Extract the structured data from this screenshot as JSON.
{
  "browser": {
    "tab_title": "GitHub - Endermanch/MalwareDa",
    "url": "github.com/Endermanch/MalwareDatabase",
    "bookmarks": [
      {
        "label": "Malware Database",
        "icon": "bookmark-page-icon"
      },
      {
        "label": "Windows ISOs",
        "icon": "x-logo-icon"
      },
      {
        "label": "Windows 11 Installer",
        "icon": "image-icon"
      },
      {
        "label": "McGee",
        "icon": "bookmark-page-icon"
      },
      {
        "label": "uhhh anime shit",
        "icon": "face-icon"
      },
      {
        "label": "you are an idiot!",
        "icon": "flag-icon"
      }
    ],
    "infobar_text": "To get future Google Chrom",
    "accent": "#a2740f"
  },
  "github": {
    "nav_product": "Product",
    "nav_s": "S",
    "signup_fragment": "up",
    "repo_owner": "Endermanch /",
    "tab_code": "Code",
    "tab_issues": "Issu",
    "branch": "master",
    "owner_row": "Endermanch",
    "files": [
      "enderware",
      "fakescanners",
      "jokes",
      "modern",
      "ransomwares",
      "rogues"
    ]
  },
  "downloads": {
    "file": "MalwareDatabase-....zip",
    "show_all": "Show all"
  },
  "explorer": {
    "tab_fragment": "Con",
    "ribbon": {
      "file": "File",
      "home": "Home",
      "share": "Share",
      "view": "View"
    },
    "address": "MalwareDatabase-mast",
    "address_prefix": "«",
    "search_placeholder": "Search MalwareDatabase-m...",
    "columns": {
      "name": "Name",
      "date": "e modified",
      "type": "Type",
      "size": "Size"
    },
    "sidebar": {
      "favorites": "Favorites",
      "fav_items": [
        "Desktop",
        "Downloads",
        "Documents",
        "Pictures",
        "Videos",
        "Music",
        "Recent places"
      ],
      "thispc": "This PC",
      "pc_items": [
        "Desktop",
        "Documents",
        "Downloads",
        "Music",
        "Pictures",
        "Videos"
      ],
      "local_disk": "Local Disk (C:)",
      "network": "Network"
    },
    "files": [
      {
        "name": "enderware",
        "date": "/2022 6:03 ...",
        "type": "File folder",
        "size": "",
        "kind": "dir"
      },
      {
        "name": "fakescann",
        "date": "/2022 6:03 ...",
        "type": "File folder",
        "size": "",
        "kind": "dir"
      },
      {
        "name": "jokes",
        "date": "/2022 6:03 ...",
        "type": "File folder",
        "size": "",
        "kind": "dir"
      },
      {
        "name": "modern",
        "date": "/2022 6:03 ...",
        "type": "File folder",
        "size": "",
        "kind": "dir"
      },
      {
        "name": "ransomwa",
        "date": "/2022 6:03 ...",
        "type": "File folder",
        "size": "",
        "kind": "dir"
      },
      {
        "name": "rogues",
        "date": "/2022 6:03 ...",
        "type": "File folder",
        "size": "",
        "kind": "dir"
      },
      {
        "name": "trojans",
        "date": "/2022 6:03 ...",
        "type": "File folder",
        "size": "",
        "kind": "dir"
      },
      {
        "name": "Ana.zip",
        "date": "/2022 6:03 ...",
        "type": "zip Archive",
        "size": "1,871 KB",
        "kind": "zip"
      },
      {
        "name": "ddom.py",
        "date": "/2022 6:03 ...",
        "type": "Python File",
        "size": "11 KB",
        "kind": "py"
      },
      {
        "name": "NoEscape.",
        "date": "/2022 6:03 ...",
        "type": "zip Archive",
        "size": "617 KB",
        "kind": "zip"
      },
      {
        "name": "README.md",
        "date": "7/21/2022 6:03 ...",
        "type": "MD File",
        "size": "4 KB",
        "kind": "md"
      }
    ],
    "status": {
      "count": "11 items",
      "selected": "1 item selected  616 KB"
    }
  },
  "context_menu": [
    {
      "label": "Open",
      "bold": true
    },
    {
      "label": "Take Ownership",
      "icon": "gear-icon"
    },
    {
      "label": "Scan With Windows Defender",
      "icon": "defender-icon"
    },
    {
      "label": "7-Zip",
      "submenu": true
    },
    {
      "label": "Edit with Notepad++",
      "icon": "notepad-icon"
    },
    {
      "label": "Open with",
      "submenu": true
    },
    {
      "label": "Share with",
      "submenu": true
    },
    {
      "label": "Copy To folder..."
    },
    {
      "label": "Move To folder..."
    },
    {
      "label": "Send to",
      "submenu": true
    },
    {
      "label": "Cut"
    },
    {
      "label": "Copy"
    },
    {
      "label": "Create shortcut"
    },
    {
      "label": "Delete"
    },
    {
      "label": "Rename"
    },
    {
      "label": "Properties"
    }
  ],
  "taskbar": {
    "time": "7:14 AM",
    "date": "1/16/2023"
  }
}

---------------

— What you are asked to do —
All of the data must be returned exactly.

— The completed task —
Extract the structured data from this screenshot as JSON.
{
  "browser": {
    "tab_title": "GitHub - Endermanch/MalwareDa",
    "url": "github.com/Endermanch/MalwareDatabase",
    "bookmarks": [
      {
        "label": "Malware Database",
        "icon": "bookmark-page-icon"
      },
      {
        "label": "Windows ISOs",
        "icon": "x-logo-icon"
      },
      {
        "label": "Windows 11 Installer",
        "icon": "image-icon"
      },
      {
        "label": "McGee",
        "icon": "bookmark-page-icon"
      },
      {
        "label": "uhhh anime shit",
        "icon": "face-icon"
      },
      {
        "label": "you are an idiot!",
        "icon": "flag-icon"
      }
    ],
    "infobar_text": "To get future Google Chrom",
    "accent": "#a2740f"
  },
  "github": {
    "nav_product": "Product",
    "nav_s": "S",
    "signup_fragment": "up",
    "repo_owner": "Endermanch /",
    "tab_code": "Code",
    "tab_issues": "Issu",
    "branch": "master",
    "owner_row": "Endermanch",
    "files": [
      "enderware",
      "fakescanners",
      "jokes",
      "modern",
      "ransomwares",
      "rogues"
    ]
  },
  "downloads": {
    "file": "MalwareDatabase-....zip",
    "show_all": "Show all"
  },
  "explorer": {
    "tab_fragment": "Con",
    "ribbon": {
      "file": "File",
      "home": "Home",
      "share": "Share",
      "view": "View"
    },
    "address": "MalwareDatabase-mast",
    "address_prefix": "«",
    "search_placeholder": "Search MalwareDatabase-m...",
    "columns": {
      "name": "Name",
      "date": "e modified",
      "type": "Type",
      "size": "Size"
    },
    "sidebar": {
      "favorites": "Favorites",
      "fav_items": [
        "Desktop",
        "Downloads",
        "Documents",
        "Pictures",
        "Videos",
        "Music",
        "Recent places"
      ],
      "thispc": "This PC",
      "pc_items": [
        "Desktop",
        "Documents",
        "Downloads",
        "Music",
        "Pictures",
        "Videos"
      ],
      "local_disk": "Local Disk (C:)",
      "network": "Network"
    },
    "files": [
      {
        "name": "enderware",
        "date": "/2022 6:03 ...",
        "type": "File folder",
        "size": "",
        "kind": "dir"
      },
      {
        "name": "fakescann",
        "date": "/2022 6:03 ...",
        "type": "File folder",
        "size": "",
        "kind": "dir"
      },
      {
        "name": "jokes",
        "date": "/2022 6:03 ...",
        "type": "File folder",
        "size": "",
        "kind": "dir"
      },
      {
        "name": "modern",
        "date": "/2022 6:03 ...",
        "type": "File folder",
        "size": "",
        "kind": "dir"
      },
      {
        "name": "ransomwa",
        "date": "/2022 6:03 ...",
        "type": "File folder",
        "size": "",
        "kind": "dir"
      },
      {
        "name": "rogues",
        "date": "/2022 6:03 ...",
        "type": "File folder",
        "size": "",
        "kind": "dir"
      },
      {
        "name": "trojans",
        "date": "/2022 6:03 ...",
        "type": "File folder",
        "size": "",
        "kind": "dir"
      },
      {
        "name": "Ana.zip",
        "date": "/2022 6:03 ...",
        "type": "zip Archive",
        "size": "1,871 KB",
        "kind": "zip"
      },
      {
        "name": "ddom.py",
        "date": "/2022 6:03 ...",
        "type": "Python File",
        "size": "11 KB",
        "kind": "py"
      },
      {
        "name": "NoEscape.",
        "date": "/2022 6:03 ...",
        "type": "zip Archive",
        "size": "617 KB",
        "kind": "zip"
      },
      {
        "name": "README.md",
        "date": "7/21/2022 6:03 ...",
        "type": "MD File",
        "size": "4 KB",
        "kind": "md"
      }
    ],
    "status": {
      "count": "11 items",
      "selected": "1 item selected  616 KB"
    }
  },
  "context_menu": [
    {
      "label": "Open",
      "bold": true
    },
    {
      "label": "Take Ownership",
      "icon": "gear-icon"
    },
    {
      "label": "Scan With Windows Defender",
      "icon": "defender-icon"
    },
    {
      "label": "7-Zip",
      "submenu": true
    },
    {
      "label": "Edit with Notepad++",
      "icon": "notepad-icon"
    },
    {
      "label": "Open with",
      "submenu": true
    },
    {
      "label": "Share with",
      "submenu": true
    },
    {
      "label": "Copy To folder..."
    },
    {
      "label": "Move To folder..."
    },
    {
      "label": "Send to",
      "submenu": true
    },
    {
      "label": "Cut"
    },
    {
      "label": "Copy"
    },
    {
      "label": "Create shortcut"
    },
    {
      "label": "Delete"
    },
    {
      "label": "Rename"
    },
    {
      "label": "Properties"
    }
  ],
  "taskbar": {
    "time": "7:14 AM",
    "date": "1/16/2023"
  }
}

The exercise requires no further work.